▶ **Prompt**: Copy out each line that includes the word "answers".

▶ **The data**:
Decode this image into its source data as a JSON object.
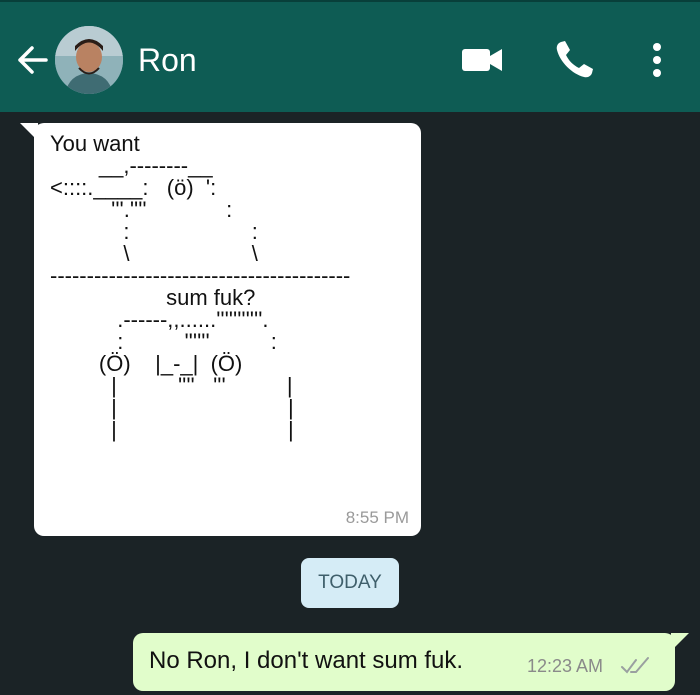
{
  "header": {
    "contact_name": "Ron"
  },
  "icons": {
    "back": "arrow-left-icon",
    "video": "video-camera-icon",
    "call": "phone-icon",
    "menu": "more-vert-icon"
  },
  "messages": [
    {
      "direction": "in",
      "text": "You want\n        __,--------__\n<::::.____:   (ö)  ':\n          '''.''''             :\n            :                    :\n            \\                    \\\n-----------------------------------------\n                   sum fuk?\n           .------,,......'''''''''''.\n           :          ''''''          :\n        (Ö)    |_-_|  (Ö)\n          |          ''''   '''          |\n          |                            |\n          |                            |",
      "time": "8:55 PM"
    },
    {
      "direction": "out",
      "text": "No Ron, I don't want sum fuk.",
      "time": "12:23 AM"
    }
  ],
  "date_separator": "TODAY",
  "colors": {
    "header": "#0e5c54",
    "background": "#1b2326",
    "incoming_bubble": "#ffffff",
    "outgoing_bubble": "#e1fdcb",
    "date_chip": "#d5ecf6"
  }
}
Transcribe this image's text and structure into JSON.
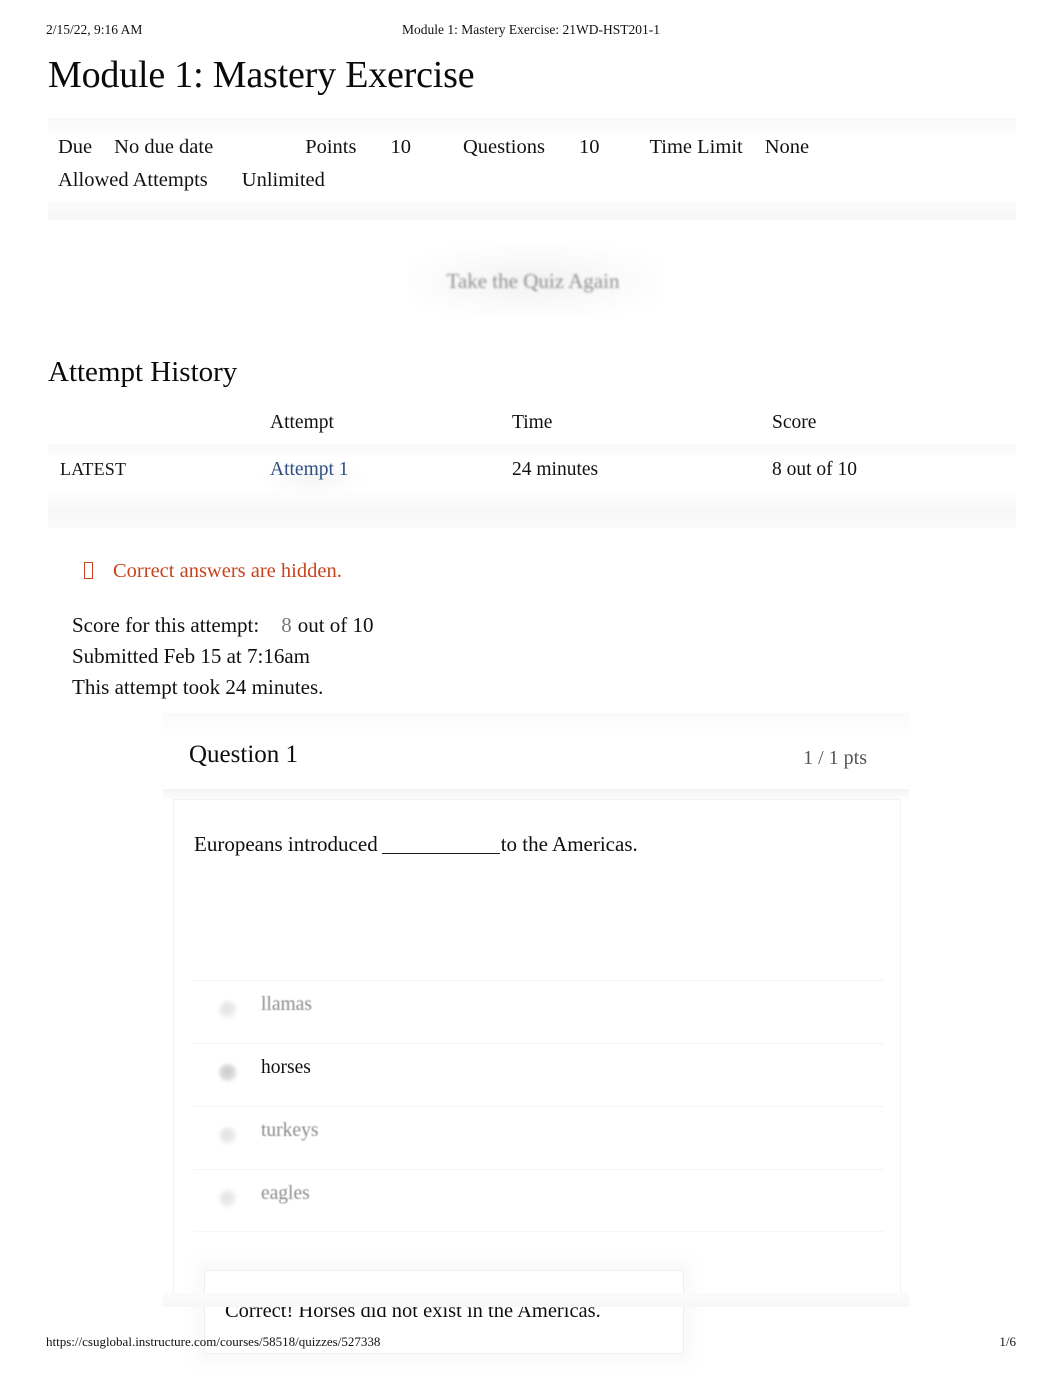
{
  "print": {
    "header_left": "2/15/22, 9:16 AM",
    "header_center": "Module 1: Mastery Exercise: 21WD-HST201-1",
    "footer_url": "https://csuglobal.instructure.com/courses/58518/quizzes/527338",
    "footer_page": "1/6"
  },
  "page": {
    "title": "Module 1: Mastery Exercise"
  },
  "quiz_meta": {
    "due_label": "Due",
    "due_value": "No due date",
    "points_label": "Points",
    "points_value": "10",
    "questions_label": "Questions",
    "questions_value": "10",
    "time_limit_label": "Time Limit",
    "time_limit_value": "None",
    "allowed_attempts_label": "Allowed Attempts",
    "allowed_attempts_value": "Unlimited"
  },
  "actions": {
    "retake_label": "Take the Quiz Again"
  },
  "attempt_history": {
    "heading": "Attempt History",
    "columns": [
      "",
      "Attempt",
      "Time",
      "Score"
    ],
    "rows": [
      {
        "kept": "LATEST",
        "attempt": "Attempt 1",
        "time": "24 minutes",
        "score": "8 out of 10"
      }
    ]
  },
  "notice": {
    "icon": "warning-icon",
    "text": "Correct answers are hidden.",
    "color": "#c8431c"
  },
  "score_summary": {
    "score_label": "Score for this attempt:",
    "score_value": "8",
    "score_suffix": "out of 10",
    "submitted": "Submitted Feb 15 at 7:16am",
    "duration": "This attempt took 24 minutes."
  },
  "question": {
    "title": "Question 1",
    "points": "1 / 1 pts",
    "text_before": "Europeans introduced",
    "text_after": "to the Americas.",
    "answers": [
      {
        "label": "llamas",
        "selected": false
      },
      {
        "label": "horses",
        "selected": true
      },
      {
        "label": "turkeys",
        "selected": false
      },
      {
        "label": "eagles",
        "selected": false
      }
    ],
    "feedback": "Correct! Horses did not exist in the Americas."
  }
}
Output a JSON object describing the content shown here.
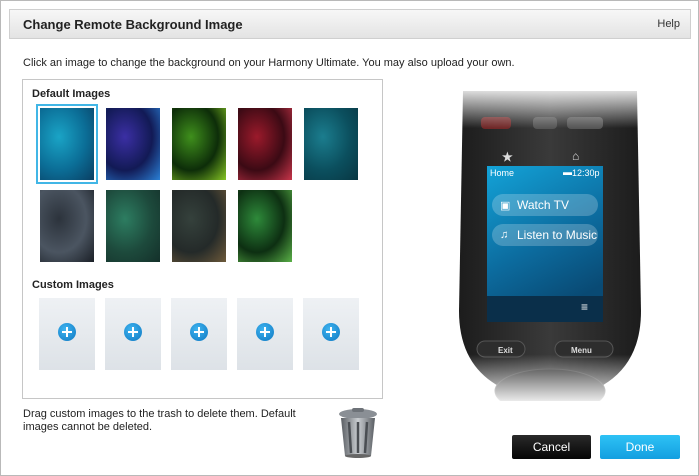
{
  "dialog": {
    "title": "Change Remote Background Image",
    "help_label": "Help",
    "instructions": "Click an image to change the background on your Harmony Ultimate. You may also upload your own."
  },
  "default_images": {
    "label": "Default Images",
    "selected_index": 0,
    "items": [
      {
        "name": "teal-gradient",
        "colors": [
          "#0b6d96",
          "#1aa4c6",
          "#0a3e62"
        ]
      },
      {
        "name": "aurora-blue",
        "colors": [
          "#121a55",
          "#3b2fa4",
          "#2a80d6"
        ]
      },
      {
        "name": "green-glow",
        "colors": [
          "#0d2d09",
          "#3f8f1c",
          "#86c524"
        ]
      },
      {
        "name": "red-bokeh",
        "colors": [
          "#3b0a14",
          "#9b1a2b",
          "#c8354a"
        ]
      },
      {
        "name": "teal-vignette",
        "colors": [
          "#0b4f5e",
          "#1b7d8e",
          "#083642"
        ]
      },
      {
        "name": "dark-slate",
        "colors": [
          "#4b5561",
          "#2c333c",
          "#1a1f26"
        ]
      },
      {
        "name": "green-lines",
        "colors": [
          "#1d4a3c",
          "#2d7d61",
          "#14302a"
        ]
      },
      {
        "name": "koi-pond",
        "colors": [
          "#242a29",
          "#35413c",
          "#6e5a3a"
        ]
      },
      {
        "name": "lily-pad",
        "colors": [
          "#0d2f12",
          "#2e8a3a",
          "#5bb248"
        ]
      }
    ]
  },
  "custom_images": {
    "label": "Custom Images",
    "slots": 5
  },
  "footer_note": "Drag custom images to the trash to delete them. Default images cannot be deleted.",
  "buttons": {
    "cancel": "Cancel",
    "done": "Done"
  },
  "remote": {
    "screen_title": "Home",
    "time": "12:30p",
    "menu_items": [
      {
        "label": "Watch TV",
        "icon": "tv-icon"
      },
      {
        "label": "Listen to Music",
        "icon": "music-note-icon"
      }
    ],
    "exit_label": "Exit",
    "menu_label": "Menu"
  }
}
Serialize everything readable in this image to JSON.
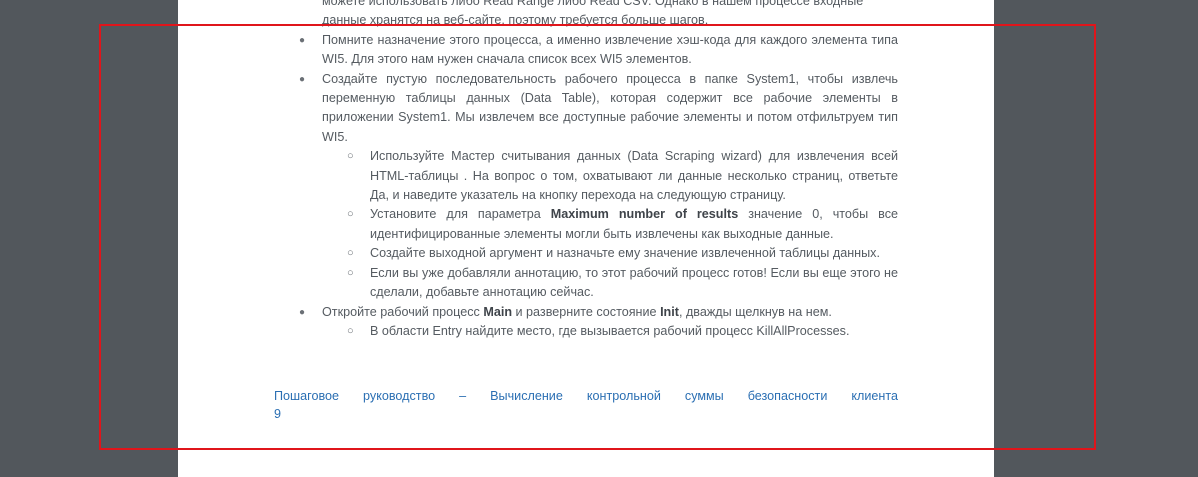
{
  "document": {
    "partial_top_1": "можете использовать либо Read Range либо Read CSV. Однако в нашем процессе входные",
    "partial_top_2": "данные хранятся на веб-сайте, поэтому требуется больше шагов.",
    "bullet_1": "Помните назначение этого процесса, а именно извлечение хэш-кода для каждого элемента типа WI5. Для этого нам нужен сначала список всех WI5 элементов.",
    "bullet_2": "Создайте пустую последовательность рабочего процесса в папке System1, чтобы извлечь переменную таблицы данных (Data Table), которая содержит все рабочие элементы в приложении System1. Мы извлечем все доступные рабочие элементы и потом отфильтруем тип WI5.",
    "sub_1": "Используйте Мастер считывания данных (Data Scraping wizard) для извлечения всей HTML-таблицы . На вопрос о том, охватывают ли данные несколько страниц, ответьте Да, и наведите указатель на кнопку перехода на следующую страницу.",
    "sub_2_pre": "Установите для параметра ",
    "sub_2_bold": "Maximum number of results",
    "sub_2_post": "  значение 0, чтобы все идентифицированные элементы могли быть извлечены как выходные данные.",
    "sub_3": "Создайте выходной аргумент и назначьте ему значение извлеченной таблицы данных.",
    "sub_4": "Если вы уже добавляли аннотацию, то этот рабочий процесс готов! Если вы еще этого не сделали, добавьте аннотацию сейчас.",
    "bullet_3_pre": "Откройте рабочий процесс ",
    "bullet_3_bold1": "Main",
    "bullet_3_mid": " и разверните состояние ",
    "bullet_3_bold2": "Init",
    "bullet_3_post": ", дважды щелкнув на нем.",
    "sub_5": "В области Entry найдите место, где вызывается рабочий процесс KillAllProcesses.",
    "footer_link": "Пошаговое руководство – Вычисление контрольной суммы безопасности клиента",
    "footer_page": "9"
  },
  "symbols": {
    "bullet": "●",
    "sub_bullet": "○"
  },
  "colors": {
    "background": "#52575c",
    "page": "#ffffff",
    "text": "#555b61",
    "link": "#2b6fb3",
    "highlight": "#e0151b"
  }
}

▶ **Solution for this exercise**:
    "text": "Correct answers are hidden.",
    "answers": [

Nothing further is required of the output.